# WHAT THE EXERCISE ASKS:
Find and return each line containing "jaacee".

Saved data entries
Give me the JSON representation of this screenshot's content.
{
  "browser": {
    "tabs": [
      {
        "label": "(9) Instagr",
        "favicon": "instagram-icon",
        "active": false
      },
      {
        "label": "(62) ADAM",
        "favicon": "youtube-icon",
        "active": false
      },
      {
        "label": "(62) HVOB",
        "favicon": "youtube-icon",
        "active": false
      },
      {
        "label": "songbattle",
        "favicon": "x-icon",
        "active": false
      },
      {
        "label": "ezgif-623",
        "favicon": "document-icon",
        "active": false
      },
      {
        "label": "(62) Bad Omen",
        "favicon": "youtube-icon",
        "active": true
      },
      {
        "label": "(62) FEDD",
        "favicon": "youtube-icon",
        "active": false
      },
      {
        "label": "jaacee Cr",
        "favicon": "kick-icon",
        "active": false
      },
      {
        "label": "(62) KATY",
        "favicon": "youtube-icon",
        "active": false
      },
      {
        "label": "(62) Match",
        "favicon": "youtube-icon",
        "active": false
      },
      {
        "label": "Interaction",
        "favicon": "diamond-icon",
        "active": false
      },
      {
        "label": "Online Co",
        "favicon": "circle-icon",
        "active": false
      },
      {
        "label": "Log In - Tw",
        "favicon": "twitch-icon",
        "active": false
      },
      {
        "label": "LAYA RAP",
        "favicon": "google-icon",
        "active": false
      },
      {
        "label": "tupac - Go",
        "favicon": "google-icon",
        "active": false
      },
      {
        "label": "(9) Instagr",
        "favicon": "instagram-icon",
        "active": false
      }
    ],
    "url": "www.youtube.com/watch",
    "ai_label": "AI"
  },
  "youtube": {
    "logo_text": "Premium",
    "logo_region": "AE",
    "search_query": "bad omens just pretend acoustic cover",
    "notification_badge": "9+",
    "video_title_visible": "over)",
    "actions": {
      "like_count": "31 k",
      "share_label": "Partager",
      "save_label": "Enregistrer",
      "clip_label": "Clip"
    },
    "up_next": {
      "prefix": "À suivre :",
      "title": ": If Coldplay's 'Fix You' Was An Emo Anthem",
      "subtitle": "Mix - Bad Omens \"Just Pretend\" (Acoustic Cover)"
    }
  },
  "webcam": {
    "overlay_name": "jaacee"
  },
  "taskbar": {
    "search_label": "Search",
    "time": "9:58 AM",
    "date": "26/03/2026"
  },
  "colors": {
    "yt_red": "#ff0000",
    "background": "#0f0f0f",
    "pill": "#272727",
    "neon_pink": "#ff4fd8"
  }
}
--
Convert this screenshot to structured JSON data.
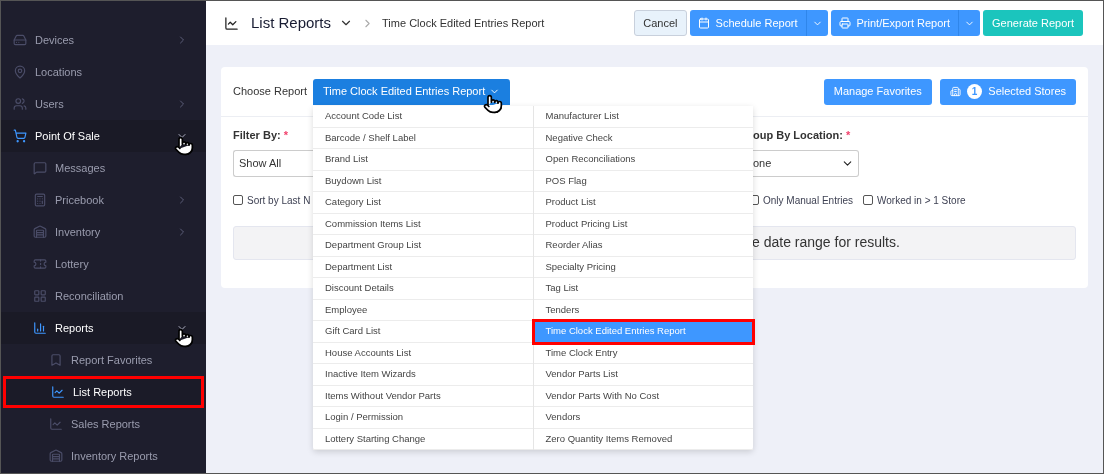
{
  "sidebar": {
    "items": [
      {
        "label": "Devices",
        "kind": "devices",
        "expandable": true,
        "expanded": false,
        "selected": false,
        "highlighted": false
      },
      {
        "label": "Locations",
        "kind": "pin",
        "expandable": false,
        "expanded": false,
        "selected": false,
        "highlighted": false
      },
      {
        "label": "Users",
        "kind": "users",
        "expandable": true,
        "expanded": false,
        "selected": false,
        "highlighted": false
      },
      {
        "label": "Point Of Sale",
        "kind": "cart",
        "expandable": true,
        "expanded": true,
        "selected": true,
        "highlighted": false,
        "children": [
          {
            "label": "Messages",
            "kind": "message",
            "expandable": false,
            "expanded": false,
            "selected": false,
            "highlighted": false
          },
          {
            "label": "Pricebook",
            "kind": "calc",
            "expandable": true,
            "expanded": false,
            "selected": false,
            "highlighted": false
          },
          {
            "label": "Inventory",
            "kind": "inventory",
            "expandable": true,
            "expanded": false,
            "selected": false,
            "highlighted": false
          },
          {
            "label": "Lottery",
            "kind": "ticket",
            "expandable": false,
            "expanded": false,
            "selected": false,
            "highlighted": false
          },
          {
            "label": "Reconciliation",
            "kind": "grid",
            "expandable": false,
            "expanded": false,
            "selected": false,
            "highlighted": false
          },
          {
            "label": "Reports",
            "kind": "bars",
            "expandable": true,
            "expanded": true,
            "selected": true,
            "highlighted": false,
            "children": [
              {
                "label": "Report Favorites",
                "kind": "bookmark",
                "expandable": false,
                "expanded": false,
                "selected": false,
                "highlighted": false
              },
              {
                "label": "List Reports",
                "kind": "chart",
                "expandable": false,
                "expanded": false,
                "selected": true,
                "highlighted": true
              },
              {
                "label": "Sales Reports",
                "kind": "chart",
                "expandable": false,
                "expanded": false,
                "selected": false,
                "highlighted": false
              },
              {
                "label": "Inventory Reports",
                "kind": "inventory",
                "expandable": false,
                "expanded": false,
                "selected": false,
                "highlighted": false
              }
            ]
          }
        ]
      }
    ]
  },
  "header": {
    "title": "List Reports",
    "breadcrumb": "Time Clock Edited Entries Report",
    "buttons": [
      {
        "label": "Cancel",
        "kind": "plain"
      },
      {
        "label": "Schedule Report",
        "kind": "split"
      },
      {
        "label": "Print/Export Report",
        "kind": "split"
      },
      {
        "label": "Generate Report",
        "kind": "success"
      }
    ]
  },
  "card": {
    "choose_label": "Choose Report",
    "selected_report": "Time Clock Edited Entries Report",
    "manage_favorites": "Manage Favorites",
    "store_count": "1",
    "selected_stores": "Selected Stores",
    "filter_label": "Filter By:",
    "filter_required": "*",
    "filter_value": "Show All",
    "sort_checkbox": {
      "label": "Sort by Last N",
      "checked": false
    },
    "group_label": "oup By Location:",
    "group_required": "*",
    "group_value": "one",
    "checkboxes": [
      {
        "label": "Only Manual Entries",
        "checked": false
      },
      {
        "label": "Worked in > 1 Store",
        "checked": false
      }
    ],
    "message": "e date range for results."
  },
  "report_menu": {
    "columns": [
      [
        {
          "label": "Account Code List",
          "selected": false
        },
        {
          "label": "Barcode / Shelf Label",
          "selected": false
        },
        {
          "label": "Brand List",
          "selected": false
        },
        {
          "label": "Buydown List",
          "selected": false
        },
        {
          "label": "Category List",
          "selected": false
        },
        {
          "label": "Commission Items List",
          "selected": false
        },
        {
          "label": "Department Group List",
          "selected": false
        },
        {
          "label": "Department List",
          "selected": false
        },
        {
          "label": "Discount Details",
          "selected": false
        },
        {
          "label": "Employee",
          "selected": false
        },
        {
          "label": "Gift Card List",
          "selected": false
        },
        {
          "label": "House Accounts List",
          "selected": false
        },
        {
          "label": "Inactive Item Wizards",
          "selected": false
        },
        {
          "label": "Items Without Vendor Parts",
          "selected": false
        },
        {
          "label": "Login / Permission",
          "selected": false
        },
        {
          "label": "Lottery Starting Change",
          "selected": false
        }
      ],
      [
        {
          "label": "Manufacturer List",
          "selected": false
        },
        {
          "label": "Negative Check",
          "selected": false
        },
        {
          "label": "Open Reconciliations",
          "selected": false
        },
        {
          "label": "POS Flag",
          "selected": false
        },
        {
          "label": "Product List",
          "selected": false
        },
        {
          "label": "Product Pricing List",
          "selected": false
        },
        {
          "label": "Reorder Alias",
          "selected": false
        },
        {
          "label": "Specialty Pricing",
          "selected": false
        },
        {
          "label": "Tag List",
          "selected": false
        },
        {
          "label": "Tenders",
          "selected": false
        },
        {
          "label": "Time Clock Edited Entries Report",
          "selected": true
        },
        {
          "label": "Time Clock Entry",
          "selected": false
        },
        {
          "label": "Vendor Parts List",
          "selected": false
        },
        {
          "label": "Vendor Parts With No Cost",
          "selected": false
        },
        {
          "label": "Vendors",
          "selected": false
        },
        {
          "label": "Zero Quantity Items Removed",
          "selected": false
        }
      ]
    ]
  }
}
==
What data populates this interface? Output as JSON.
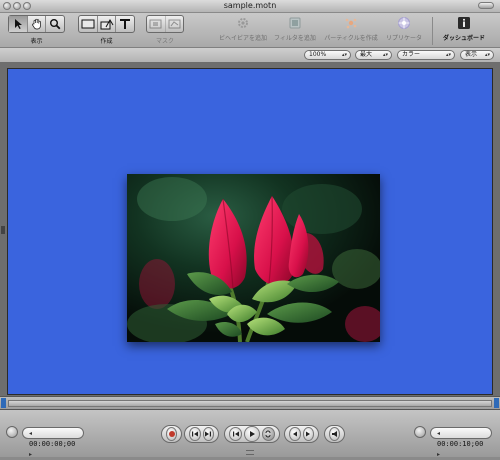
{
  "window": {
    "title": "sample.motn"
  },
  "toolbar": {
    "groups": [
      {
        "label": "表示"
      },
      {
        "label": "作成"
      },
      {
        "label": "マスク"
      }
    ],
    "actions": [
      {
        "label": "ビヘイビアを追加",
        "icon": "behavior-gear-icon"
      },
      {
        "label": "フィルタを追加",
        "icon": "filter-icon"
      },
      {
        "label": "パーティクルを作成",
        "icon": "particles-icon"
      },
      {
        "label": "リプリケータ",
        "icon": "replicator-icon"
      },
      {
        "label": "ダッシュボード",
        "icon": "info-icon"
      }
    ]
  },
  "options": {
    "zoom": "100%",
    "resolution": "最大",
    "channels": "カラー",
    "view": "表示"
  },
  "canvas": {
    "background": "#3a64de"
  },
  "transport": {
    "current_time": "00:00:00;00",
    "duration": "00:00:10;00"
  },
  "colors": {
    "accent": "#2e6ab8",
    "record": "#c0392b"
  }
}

# IN RESPONSE:
        "label": "jaacee Cr",
    "overlay_name": "jaacee"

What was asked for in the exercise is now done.